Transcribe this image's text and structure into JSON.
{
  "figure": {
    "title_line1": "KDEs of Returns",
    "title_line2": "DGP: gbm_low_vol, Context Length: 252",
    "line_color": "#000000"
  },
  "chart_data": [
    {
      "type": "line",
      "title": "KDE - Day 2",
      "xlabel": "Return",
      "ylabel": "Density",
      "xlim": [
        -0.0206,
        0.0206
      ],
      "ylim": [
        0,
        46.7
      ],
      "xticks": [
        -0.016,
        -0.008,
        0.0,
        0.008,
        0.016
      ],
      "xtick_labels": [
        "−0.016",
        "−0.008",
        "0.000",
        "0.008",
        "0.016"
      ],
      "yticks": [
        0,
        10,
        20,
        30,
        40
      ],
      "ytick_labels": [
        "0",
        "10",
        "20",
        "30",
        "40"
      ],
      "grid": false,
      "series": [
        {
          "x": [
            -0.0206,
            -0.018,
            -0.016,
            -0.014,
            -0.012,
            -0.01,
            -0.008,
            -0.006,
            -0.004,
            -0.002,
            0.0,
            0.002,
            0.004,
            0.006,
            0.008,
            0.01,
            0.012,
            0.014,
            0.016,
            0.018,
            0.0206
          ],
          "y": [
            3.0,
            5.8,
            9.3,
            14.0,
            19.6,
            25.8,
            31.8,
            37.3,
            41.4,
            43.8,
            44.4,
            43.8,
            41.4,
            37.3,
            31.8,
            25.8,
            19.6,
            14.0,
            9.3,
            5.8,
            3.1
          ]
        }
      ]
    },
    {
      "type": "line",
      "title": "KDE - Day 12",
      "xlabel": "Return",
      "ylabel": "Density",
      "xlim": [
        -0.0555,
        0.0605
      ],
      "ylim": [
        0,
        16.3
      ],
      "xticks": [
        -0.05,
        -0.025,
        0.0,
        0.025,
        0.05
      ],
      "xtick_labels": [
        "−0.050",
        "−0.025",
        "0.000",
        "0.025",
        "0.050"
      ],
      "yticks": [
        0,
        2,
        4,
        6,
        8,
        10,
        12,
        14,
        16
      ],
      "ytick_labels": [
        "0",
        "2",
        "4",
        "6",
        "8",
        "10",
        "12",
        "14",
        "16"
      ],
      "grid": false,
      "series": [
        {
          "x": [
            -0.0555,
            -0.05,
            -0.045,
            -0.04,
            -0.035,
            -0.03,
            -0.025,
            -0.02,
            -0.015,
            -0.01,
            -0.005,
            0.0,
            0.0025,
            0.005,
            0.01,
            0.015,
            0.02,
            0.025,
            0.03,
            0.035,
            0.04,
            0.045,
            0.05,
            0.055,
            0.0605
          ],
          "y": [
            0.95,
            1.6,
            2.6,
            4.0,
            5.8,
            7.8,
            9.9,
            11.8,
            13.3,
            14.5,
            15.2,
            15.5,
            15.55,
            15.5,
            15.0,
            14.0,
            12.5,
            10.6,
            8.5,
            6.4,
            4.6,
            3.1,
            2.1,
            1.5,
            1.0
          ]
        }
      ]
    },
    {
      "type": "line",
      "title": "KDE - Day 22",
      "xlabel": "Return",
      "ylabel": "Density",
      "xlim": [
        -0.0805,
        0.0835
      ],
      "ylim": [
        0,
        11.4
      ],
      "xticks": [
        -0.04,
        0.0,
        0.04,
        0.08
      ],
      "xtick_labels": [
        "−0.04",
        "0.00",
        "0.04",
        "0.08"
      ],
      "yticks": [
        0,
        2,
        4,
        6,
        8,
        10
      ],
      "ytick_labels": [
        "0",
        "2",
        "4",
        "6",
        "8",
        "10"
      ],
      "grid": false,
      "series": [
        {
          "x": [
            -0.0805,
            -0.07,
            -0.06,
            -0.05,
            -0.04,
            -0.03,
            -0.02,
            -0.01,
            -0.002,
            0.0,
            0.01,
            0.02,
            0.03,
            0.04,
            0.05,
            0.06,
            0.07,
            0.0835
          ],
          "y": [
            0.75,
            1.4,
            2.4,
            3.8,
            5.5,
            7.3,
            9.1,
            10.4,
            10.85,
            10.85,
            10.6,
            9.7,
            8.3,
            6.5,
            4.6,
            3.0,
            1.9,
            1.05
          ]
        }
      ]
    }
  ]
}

■ **Written request**:
Write out every record, exactly as written.

■ **Answer to the problem**:
Transcribe this image's text and structure into JSON.
{
  "figure": {
    "title_line1": "KDEs of Returns",
    "title_line2": "DGP: gbm_low_vol, Context Length: 252",
    "line_color": "#000000"
  },
  "chart_data": [
    {
      "type": "line",
      "title": "KDE - Day 2",
      "xlabel": "Return",
      "ylabel": "Density",
      "xlim": [
        -0.0206,
        0.0206
      ],
      "ylim": [
        0,
        46.7
      ],
      "xticks": [
        -0.016,
        -0.008,
        0.0,
        0.008,
        0.016
      ],
      "xtick_labels": [
        "−0.016",
        "−0.008",
        "0.000",
        "0.008",
        "0.016"
      ],
      "yticks": [
        0,
        10,
        20,
        30,
        40
      ],
      "ytick_labels": [
        "0",
        "10",
        "20",
        "30",
        "40"
      ],
      "grid": false,
      "series": [
        {
          "x": [
            -0.0206,
            -0.018,
            -0.016,
            -0.014,
            -0.012,
            -0.01,
            -0.008,
            -0.006,
            -0.004,
            -0.002,
            0.0,
            0.002,
            0.004,
            0.006,
            0.008,
            0.01,
            0.012,
            0.014,
            0.016,
            0.018,
            0.0206
          ],
          "y": [
            3.0,
            5.8,
            9.3,
            14.0,
            19.6,
            25.8,
            31.8,
            37.3,
            41.4,
            43.8,
            44.4,
            43.8,
            41.4,
            37.3,
            31.8,
            25.8,
            19.6,
            14.0,
            9.3,
            5.8,
            3.1
          ]
        }
      ]
    },
    {
      "type": "line",
      "title": "KDE - Day 12",
      "xlabel": "Return",
      "ylabel": "Density",
      "xlim": [
        -0.0555,
        0.0605
      ],
      "ylim": [
        0,
        16.3
      ],
      "xticks": [
        -0.05,
        -0.025,
        0.0,
        0.025,
        0.05
      ],
      "xtick_labels": [
        "−0.050",
        "−0.025",
        "0.000",
        "0.025",
        "0.050"
      ],
      "yticks": [
        0,
        2,
        4,
        6,
        8,
        10,
        12,
        14,
        16
      ],
      "ytick_labels": [
        "0",
        "2",
        "4",
        "6",
        "8",
        "10",
        "12",
        "14",
        "16"
      ],
      "grid": false,
      "series": [
        {
          "x": [
            -0.0555,
            -0.05,
            -0.045,
            -0.04,
            -0.035,
            -0.03,
            -0.025,
            -0.02,
            -0.015,
            -0.01,
            -0.005,
            0.0,
            0.0025,
            0.005,
            0.01,
            0.015,
            0.02,
            0.025,
            0.03,
            0.035,
            0.04,
            0.045,
            0.05,
            0.055,
            0.0605
          ],
          "y": [
            0.95,
            1.6,
            2.6,
            4.0,
            5.8,
            7.8,
            9.9,
            11.8,
            13.3,
            14.5,
            15.2,
            15.5,
            15.55,
            15.5,
            15.0,
            14.0,
            12.5,
            10.6,
            8.5,
            6.4,
            4.6,
            3.1,
            2.1,
            1.5,
            1.0
          ]
        }
      ]
    },
    {
      "type": "line",
      "title": "KDE - Day 22",
      "xlabel": "Return",
      "ylabel": "Density",
      "xlim": [
        -0.0805,
        0.0835
      ],
      "ylim": [
        0,
        11.4
      ],
      "xticks": [
        -0.04,
        0.0,
        0.04,
        0.08
      ],
      "xtick_labels": [
        "−0.04",
        "0.00",
        "0.04",
        "0.08"
      ],
      "yticks": [
        0,
        2,
        4,
        6,
        8,
        10
      ],
      "ytick_labels": [
        "0",
        "2",
        "4",
        "6",
        "8",
        "10"
      ],
      "grid": false,
      "series": [
        {
          "x": [
            -0.0805,
            -0.07,
            -0.06,
            -0.05,
            -0.04,
            -0.03,
            -0.02,
            -0.01,
            -0.002,
            0.0,
            0.01,
            0.02,
            0.03,
            0.04,
            0.05,
            0.06,
            0.07,
            0.0835
          ],
          "y": [
            0.75,
            1.4,
            2.4,
            3.8,
            5.5,
            7.3,
            9.1,
            10.4,
            10.85,
            10.85,
            10.6,
            9.7,
            8.3,
            6.5,
            4.6,
            3.0,
            1.9,
            1.05
          ]
        }
      ]
    }
  ]
}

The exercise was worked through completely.